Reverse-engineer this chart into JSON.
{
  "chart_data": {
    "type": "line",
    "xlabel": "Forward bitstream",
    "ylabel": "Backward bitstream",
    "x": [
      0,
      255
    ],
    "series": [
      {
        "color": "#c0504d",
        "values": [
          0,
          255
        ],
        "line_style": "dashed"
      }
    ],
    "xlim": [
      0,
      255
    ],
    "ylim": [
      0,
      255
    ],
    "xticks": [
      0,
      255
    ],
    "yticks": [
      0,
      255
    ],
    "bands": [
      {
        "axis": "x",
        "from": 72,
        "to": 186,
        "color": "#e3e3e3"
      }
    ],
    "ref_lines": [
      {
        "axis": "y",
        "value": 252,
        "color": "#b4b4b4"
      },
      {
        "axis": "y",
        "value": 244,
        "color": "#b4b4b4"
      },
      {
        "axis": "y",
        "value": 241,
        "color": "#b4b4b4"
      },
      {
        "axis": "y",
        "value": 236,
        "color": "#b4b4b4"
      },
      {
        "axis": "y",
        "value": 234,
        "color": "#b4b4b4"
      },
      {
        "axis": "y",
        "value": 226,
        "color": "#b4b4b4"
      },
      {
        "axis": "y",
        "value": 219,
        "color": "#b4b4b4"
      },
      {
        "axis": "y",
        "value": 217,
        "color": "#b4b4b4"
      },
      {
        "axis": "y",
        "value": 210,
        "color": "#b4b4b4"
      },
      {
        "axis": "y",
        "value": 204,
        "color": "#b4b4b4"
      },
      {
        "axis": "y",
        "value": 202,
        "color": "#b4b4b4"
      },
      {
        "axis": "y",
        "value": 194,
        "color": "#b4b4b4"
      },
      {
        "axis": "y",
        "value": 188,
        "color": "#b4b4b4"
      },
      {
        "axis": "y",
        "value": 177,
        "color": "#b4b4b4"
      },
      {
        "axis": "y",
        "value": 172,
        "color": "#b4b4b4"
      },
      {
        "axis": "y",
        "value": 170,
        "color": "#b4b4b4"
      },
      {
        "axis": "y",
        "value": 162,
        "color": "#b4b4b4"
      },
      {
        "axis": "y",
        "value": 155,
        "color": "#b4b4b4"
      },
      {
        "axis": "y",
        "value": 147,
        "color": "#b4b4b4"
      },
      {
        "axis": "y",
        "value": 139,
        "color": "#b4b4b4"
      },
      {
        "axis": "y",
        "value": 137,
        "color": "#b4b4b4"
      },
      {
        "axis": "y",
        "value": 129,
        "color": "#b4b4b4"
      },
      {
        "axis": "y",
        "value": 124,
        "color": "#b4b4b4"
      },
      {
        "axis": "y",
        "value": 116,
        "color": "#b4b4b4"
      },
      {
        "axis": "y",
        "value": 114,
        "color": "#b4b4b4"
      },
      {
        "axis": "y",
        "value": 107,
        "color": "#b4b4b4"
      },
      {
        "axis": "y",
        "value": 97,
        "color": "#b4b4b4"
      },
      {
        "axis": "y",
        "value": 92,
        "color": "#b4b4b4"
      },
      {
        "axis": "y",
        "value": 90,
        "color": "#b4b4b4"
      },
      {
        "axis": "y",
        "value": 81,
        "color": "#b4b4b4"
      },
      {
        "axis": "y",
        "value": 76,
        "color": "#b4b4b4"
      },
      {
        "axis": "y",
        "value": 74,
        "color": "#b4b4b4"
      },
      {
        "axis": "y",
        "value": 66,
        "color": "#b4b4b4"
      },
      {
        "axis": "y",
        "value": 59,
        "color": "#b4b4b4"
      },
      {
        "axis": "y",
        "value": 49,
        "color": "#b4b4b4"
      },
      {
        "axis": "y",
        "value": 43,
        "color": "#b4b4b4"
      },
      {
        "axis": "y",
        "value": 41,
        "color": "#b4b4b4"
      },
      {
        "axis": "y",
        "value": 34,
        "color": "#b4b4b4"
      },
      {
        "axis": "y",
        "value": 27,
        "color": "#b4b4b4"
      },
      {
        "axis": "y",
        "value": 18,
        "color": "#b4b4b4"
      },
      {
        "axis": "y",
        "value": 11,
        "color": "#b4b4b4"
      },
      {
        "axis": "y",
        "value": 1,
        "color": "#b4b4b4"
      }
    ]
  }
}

########################################

Your instructions => Write out the records shown above, exactly as they appear.

Worked solution =>
Reverse-engineer this chart into JSON.
{
  "chart_data": {
    "type": "line",
    "xlabel": "Forward bitstream",
    "ylabel": "Backward bitstream",
    "x": [
      0,
      255
    ],
    "series": [
      {
        "color": "#c0504d",
        "values": [
          0,
          255
        ],
        "line_style": "dashed"
      }
    ],
    "xlim": [
      0,
      255
    ],
    "ylim": [
      0,
      255
    ],
    "xticks": [
      0,
      255
    ],
    "yticks": [
      0,
      255
    ],
    "bands": [
      {
        "axis": "x",
        "from": 72,
        "to": 186,
        "color": "#e3e3e3"
      }
    ],
    "ref_lines": [
      {
        "axis": "y",
        "value": 252,
        "color": "#b4b4b4"
      },
      {
        "axis": "y",
        "value": 244,
        "color": "#b4b4b4"
      },
      {
        "axis": "y",
        "value": 241,
        "color": "#b4b4b4"
      },
      {
        "axis": "y",
        "value": 236,
        "color": "#b4b4b4"
      },
      {
        "axis": "y",
        "value": 234,
        "color": "#b4b4b4"
      },
      {
        "axis": "y",
        "value": 226,
        "color": "#b4b4b4"
      },
      {
        "axis": "y",
        "value": 219,
        "color": "#b4b4b4"
      },
      {
        "axis": "y",
        "value": 217,
        "color": "#b4b4b4"
      },
      {
        "axis": "y",
        "value": 210,
        "color": "#b4b4b4"
      },
      {
        "axis": "y",
        "value": 204,
        "color": "#b4b4b4"
      },
      {
        "axis": "y",
        "value": 202,
        "color": "#b4b4b4"
      },
      {
        "axis": "y",
        "value": 194,
        "color": "#b4b4b4"
      },
      {
        "axis": "y",
        "value": 188,
        "color": "#b4b4b4"
      },
      {
        "axis": "y",
        "value": 177,
        "color": "#b4b4b4"
      },
      {
        "axis": "y",
        "value": 172,
        "color": "#b4b4b4"
      },
      {
        "axis": "y",
        "value": 170,
        "color": "#b4b4b4"
      },
      {
        "axis": "y",
        "value": 162,
        "color": "#b4b4b4"
      },
      {
        "axis": "y",
        "value": 155,
        "color": "#b4b4b4"
      },
      {
        "axis": "y",
        "value": 147,
        "color": "#b4b4b4"
      },
      {
        "axis": "y",
        "value": 139,
        "color": "#b4b4b4"
      },
      {
        "axis": "y",
        "value": 137,
        "color": "#b4b4b4"
      },
      {
        "axis": "y",
        "value": 129,
        "color": "#b4b4b4"
      },
      {
        "axis": "y",
        "value": 124,
        "color": "#b4b4b4"
      },
      {
        "axis": "y",
        "value": 116,
        "color": "#b4b4b4"
      },
      {
        "axis": "y",
        "value": 114,
        "color": "#b4b4b4"
      },
      {
        "axis": "y",
        "value": 107,
        "color": "#b4b4b4"
      },
      {
        "axis": "y",
        "value": 97,
        "color": "#b4b4b4"
      },
      {
        "axis": "y",
        "value": 92,
        "color": "#b4b4b4"
      },
      {
        "axis": "y",
        "value": 90,
        "color": "#b4b4b4"
      },
      {
        "axis": "y",
        "value": 81,
        "color": "#b4b4b4"
      },
      {
        "axis": "y",
        "value": 76,
        "color": "#b4b4b4"
      },
      {
        "axis": "y",
        "value": 74,
        "color": "#b4b4b4"
      },
      {
        "axis": "y",
        "value": 66,
        "color": "#b4b4b4"
      },
      {
        "axis": "y",
        "value": 59,
        "color": "#b4b4b4"
      },
      {
        "axis": "y",
        "value": 49,
        "color": "#b4b4b4"
      },
      {
        "axis": "y",
        "value": 43,
        "color": "#b4b4b4"
      },
      {
        "axis": "y",
        "value": 41,
        "color": "#b4b4b4"
      },
      {
        "axis": "y",
        "value": 34,
        "color": "#b4b4b4"
      },
      {
        "axis": "y",
        "value": 27,
        "color": "#b4b4b4"
      },
      {
        "axis": "y",
        "value": 18,
        "color": "#b4b4b4"
      },
      {
        "axis": "y",
        "value": 11,
        "color": "#b4b4b4"
      },
      {
        "axis": "y",
        "value": 1,
        "color": "#b4b4b4"
      }
    ]
  }
}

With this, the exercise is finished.